(Rows from a dataset)
****

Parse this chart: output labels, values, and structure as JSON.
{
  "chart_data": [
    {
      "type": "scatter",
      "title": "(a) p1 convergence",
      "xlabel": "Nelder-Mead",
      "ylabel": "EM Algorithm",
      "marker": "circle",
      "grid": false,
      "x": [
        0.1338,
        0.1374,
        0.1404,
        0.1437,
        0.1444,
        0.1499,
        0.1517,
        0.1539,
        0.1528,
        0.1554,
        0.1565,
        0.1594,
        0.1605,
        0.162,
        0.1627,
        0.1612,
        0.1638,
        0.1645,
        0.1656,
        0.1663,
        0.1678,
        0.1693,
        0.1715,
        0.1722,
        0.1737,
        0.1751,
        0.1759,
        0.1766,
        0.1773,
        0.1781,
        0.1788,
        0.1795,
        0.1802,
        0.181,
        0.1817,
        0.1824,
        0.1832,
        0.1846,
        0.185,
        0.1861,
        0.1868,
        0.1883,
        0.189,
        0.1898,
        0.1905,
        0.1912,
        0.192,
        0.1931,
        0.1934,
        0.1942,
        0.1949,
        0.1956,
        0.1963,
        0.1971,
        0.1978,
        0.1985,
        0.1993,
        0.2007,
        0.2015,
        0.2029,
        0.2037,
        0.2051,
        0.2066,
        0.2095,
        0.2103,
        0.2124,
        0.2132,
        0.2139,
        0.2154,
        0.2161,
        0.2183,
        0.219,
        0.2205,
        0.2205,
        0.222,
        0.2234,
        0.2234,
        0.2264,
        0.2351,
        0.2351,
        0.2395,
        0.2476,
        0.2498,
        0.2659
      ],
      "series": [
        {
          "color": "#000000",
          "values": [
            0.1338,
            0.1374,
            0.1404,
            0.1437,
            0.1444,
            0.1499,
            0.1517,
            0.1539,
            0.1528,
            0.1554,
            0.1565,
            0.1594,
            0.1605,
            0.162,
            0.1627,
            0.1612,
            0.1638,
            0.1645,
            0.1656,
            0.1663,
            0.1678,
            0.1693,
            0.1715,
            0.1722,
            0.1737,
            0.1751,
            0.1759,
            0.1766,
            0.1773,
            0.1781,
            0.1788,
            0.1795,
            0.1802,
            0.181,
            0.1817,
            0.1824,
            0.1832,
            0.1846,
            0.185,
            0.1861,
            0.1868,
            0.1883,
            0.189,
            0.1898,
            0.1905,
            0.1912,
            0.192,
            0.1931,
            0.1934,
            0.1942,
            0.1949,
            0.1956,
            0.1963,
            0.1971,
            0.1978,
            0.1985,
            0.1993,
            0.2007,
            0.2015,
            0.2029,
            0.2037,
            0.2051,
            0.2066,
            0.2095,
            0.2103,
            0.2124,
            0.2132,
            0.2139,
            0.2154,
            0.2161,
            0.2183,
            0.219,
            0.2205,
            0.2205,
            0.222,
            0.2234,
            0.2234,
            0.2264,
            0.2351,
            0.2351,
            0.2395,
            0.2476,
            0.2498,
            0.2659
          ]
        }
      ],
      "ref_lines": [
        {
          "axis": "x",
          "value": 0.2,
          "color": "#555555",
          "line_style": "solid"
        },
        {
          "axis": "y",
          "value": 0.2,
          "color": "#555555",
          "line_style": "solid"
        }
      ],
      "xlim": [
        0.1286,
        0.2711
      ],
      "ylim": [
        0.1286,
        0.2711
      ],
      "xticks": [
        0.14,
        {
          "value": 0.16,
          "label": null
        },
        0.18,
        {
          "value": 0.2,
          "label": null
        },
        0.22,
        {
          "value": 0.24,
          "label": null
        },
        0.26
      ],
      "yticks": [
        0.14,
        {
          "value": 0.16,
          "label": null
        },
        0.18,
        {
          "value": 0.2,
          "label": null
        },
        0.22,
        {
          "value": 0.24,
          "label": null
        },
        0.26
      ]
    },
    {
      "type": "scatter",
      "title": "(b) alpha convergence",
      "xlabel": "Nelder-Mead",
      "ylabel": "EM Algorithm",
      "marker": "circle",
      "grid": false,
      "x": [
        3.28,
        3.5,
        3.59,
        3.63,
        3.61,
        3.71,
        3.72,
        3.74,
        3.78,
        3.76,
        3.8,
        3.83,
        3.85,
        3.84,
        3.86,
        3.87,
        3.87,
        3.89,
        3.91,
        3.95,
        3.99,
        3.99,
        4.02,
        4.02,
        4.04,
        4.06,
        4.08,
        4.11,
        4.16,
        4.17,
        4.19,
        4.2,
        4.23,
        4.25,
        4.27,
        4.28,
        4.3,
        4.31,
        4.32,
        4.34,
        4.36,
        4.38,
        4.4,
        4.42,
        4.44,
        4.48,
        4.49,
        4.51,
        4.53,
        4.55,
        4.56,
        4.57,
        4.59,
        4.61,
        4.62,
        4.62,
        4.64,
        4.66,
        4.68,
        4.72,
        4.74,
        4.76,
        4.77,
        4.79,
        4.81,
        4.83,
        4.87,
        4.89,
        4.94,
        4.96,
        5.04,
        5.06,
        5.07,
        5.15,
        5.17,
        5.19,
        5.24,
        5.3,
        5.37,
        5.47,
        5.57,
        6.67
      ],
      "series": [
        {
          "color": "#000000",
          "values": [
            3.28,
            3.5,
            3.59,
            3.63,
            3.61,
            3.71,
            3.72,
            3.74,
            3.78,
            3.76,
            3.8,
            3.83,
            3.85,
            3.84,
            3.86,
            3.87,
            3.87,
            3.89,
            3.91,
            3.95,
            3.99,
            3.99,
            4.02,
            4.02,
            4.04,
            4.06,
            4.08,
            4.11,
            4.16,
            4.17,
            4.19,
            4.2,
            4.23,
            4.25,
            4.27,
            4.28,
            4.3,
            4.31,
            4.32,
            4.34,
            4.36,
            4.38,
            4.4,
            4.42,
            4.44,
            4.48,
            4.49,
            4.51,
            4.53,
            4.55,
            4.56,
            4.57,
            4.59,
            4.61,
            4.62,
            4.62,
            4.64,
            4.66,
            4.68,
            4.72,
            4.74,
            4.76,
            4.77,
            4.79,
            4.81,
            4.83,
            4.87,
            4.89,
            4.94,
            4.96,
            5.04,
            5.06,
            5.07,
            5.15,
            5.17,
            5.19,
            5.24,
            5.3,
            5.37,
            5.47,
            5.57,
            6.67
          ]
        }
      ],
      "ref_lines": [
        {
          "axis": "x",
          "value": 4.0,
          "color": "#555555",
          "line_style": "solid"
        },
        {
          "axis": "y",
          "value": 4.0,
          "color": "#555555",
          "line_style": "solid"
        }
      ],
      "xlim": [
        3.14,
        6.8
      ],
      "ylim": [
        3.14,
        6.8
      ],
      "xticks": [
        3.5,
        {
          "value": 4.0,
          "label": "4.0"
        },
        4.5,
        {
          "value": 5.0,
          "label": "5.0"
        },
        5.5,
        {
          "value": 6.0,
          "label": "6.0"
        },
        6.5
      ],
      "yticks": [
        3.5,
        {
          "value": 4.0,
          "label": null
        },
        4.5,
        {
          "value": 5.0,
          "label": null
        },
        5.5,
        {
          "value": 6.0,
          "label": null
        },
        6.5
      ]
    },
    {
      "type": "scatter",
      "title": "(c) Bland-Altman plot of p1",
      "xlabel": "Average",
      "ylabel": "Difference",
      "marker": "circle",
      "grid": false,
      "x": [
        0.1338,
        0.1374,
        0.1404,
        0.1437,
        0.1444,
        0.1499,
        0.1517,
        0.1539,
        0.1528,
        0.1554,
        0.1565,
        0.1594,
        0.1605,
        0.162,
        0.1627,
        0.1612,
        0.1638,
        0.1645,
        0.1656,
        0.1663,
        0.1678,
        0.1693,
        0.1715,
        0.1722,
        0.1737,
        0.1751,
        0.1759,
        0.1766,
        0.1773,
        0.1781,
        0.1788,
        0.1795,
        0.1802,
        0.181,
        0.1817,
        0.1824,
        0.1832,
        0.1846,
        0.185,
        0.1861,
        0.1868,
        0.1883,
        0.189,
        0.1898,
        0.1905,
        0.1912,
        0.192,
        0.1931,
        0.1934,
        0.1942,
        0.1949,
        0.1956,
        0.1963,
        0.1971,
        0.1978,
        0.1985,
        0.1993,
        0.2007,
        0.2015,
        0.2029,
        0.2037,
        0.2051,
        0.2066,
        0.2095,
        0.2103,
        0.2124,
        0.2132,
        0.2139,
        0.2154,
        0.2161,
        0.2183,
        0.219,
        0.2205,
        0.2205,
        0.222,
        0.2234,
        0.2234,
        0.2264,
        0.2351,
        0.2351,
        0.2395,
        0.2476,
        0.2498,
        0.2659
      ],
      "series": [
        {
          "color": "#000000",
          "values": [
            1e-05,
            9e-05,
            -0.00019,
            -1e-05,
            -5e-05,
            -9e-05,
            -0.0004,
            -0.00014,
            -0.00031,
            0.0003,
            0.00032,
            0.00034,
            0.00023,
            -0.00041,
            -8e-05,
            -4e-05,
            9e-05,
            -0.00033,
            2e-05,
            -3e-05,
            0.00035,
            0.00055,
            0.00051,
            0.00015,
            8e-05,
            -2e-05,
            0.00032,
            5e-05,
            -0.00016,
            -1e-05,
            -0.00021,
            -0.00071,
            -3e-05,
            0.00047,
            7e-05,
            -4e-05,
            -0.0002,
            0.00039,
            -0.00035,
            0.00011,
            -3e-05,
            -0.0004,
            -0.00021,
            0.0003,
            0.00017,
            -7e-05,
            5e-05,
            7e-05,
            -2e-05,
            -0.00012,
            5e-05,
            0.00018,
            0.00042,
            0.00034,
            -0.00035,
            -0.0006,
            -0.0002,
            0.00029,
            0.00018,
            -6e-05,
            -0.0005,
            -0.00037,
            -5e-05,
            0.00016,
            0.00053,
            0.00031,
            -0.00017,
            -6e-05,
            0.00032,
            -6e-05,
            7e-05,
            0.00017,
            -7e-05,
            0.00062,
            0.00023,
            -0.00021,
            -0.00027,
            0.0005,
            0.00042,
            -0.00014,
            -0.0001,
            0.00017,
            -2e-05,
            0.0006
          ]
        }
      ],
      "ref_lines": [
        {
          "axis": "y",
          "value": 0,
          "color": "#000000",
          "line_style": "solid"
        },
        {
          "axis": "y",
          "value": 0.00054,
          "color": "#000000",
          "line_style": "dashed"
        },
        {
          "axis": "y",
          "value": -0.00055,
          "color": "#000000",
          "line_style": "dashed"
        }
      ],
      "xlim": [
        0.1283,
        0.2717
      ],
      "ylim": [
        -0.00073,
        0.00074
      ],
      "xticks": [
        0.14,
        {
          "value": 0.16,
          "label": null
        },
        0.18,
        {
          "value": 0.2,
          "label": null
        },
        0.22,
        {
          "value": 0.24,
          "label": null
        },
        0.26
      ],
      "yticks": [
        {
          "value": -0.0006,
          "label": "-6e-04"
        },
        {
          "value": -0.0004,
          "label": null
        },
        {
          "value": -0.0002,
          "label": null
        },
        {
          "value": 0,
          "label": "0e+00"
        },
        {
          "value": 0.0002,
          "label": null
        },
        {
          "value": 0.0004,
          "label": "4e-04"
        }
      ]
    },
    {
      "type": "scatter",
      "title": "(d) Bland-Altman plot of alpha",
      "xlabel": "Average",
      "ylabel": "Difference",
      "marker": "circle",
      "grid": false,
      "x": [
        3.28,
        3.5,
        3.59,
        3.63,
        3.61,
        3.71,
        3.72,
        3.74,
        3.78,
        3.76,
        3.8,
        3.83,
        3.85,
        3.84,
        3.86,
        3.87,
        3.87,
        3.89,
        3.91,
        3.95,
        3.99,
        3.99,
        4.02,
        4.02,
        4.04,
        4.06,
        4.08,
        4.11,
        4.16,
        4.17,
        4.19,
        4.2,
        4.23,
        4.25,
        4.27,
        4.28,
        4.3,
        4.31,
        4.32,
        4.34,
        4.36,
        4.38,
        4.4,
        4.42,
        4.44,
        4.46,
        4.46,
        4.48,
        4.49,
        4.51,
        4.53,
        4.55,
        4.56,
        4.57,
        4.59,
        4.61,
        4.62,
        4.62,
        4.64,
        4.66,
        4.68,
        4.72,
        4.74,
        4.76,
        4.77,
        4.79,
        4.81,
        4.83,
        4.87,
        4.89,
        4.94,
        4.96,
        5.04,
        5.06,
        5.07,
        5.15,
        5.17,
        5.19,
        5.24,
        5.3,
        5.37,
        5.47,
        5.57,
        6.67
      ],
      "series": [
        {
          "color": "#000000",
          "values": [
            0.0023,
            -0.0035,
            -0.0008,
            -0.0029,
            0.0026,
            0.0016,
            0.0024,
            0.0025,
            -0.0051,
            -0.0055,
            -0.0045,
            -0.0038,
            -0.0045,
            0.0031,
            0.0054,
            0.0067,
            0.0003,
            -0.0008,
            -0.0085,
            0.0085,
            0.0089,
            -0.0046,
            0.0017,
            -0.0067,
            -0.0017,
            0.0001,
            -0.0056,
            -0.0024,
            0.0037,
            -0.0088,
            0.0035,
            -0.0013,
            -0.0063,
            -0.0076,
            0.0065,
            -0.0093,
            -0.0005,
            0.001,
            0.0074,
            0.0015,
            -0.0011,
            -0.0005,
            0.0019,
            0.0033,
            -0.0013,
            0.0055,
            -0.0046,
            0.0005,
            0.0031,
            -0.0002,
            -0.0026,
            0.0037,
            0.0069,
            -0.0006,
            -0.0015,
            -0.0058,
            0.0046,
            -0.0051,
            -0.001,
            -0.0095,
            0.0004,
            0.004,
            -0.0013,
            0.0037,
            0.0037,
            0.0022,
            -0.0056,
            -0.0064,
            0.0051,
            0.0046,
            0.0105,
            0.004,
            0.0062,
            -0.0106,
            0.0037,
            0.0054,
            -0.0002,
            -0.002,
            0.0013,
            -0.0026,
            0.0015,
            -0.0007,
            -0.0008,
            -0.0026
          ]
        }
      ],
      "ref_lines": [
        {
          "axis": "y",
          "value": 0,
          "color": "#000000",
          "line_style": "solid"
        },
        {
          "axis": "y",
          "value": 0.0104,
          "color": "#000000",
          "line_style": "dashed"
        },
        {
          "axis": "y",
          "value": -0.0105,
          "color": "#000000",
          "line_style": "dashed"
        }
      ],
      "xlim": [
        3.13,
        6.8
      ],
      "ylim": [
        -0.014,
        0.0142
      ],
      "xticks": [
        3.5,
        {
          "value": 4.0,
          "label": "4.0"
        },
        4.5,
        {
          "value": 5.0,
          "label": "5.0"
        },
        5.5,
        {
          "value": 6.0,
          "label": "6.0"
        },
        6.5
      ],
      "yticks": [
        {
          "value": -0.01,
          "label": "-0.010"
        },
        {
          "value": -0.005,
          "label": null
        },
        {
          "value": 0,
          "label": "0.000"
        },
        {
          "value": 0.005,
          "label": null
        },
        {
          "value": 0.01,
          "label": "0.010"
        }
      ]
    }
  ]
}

****

REQUIRED WORK.
Across the entries, how many lines contain "plot"? Reply with the number only.

COMPLETE RESPONSE.
2